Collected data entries
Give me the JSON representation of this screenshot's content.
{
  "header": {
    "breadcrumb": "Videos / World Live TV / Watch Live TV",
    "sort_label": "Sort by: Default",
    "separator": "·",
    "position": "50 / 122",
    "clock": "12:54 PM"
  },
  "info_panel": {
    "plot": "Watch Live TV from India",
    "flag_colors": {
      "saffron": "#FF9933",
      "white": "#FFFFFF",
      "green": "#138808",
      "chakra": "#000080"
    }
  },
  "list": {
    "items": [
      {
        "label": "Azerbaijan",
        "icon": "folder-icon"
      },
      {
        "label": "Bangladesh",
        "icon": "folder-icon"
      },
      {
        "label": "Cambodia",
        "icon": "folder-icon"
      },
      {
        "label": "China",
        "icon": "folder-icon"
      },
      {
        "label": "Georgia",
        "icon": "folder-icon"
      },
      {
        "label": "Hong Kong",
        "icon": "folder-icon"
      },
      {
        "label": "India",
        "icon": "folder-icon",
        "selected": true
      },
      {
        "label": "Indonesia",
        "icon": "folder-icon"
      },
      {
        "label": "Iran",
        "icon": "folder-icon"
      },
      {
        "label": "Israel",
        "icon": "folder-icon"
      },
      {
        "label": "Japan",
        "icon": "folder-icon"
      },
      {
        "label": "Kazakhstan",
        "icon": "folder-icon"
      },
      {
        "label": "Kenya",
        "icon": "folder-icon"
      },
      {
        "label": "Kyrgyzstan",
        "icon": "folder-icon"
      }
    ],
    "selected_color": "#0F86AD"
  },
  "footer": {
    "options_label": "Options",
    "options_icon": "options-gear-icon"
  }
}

◆ **Given problem**
Go through the entries and repeat each one exactly.

◆ **Result of the exercise**
Give me the JSON representation of this screenshot's content.
{
  "header": {
    "breadcrumb": "Videos / World Live TV / Watch Live TV",
    "sort_label": "Sort by: Default",
    "separator": "·",
    "position": "50 / 122",
    "clock": "12:54 PM"
  },
  "info_panel": {
    "plot": "Watch Live TV from India",
    "flag_colors": {
      "saffron": "#FF9933",
      "white": "#FFFFFF",
      "green": "#138808",
      "chakra": "#000080"
    }
  },
  "list": {
    "items": [
      {
        "label": "Azerbaijan",
        "icon": "folder-icon"
      },
      {
        "label": "Bangladesh",
        "icon": "folder-icon"
      },
      {
        "label": "Cambodia",
        "icon": "folder-icon"
      },
      {
        "label": "China",
        "icon": "folder-icon"
      },
      {
        "label": "Georgia",
        "icon": "folder-icon"
      },
      {
        "label": "Hong Kong",
        "icon": "folder-icon"
      },
      {
        "label": "India",
        "icon": "folder-icon",
        "selected": true
      },
      {
        "label": "Indonesia",
        "icon": "folder-icon"
      },
      {
        "label": "Iran",
        "icon": "folder-icon"
      },
      {
        "label": "Israel",
        "icon": "folder-icon"
      },
      {
        "label": "Japan",
        "icon": "folder-icon"
      },
      {
        "label": "Kazakhstan",
        "icon": "folder-icon"
      },
      {
        "label": "Kenya",
        "icon": "folder-icon"
      },
      {
        "label": "Kyrgyzstan",
        "icon": "folder-icon"
      }
    ],
    "selected_color": "#0F86AD"
  },
  "footer": {
    "options_label": "Options",
    "options_icon": "options-gear-icon"
  }
}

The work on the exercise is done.